### INFORMATION SUPPLIED ###
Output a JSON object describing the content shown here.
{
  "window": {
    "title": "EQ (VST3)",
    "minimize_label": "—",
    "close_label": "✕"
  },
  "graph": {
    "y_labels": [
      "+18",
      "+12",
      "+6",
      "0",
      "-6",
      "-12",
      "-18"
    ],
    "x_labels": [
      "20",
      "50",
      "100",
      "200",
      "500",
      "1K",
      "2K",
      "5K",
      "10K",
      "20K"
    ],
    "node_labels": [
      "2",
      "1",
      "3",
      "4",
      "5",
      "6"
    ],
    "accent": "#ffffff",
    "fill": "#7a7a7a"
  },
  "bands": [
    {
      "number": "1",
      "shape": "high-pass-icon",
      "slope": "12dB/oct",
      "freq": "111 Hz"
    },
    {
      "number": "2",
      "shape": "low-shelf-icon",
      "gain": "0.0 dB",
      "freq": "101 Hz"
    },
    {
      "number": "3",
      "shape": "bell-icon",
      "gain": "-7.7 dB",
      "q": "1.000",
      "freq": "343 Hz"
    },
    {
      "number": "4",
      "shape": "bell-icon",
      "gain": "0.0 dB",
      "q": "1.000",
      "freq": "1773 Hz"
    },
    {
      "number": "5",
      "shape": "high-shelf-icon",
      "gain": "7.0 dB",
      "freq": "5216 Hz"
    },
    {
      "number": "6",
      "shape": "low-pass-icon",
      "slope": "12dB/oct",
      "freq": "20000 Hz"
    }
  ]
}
###
TASK STATEMENT: Out of the preceding entries, pull every line containing the string "shape".

TASK RESULT:
      "shape": "high-pass-icon",
      "shape": "low-shelf-icon",
      "shape": "bell-icon",
      "shape": "bell-icon",
      "shape": "high-shelf-icon",
      "shape": "low-pass-icon",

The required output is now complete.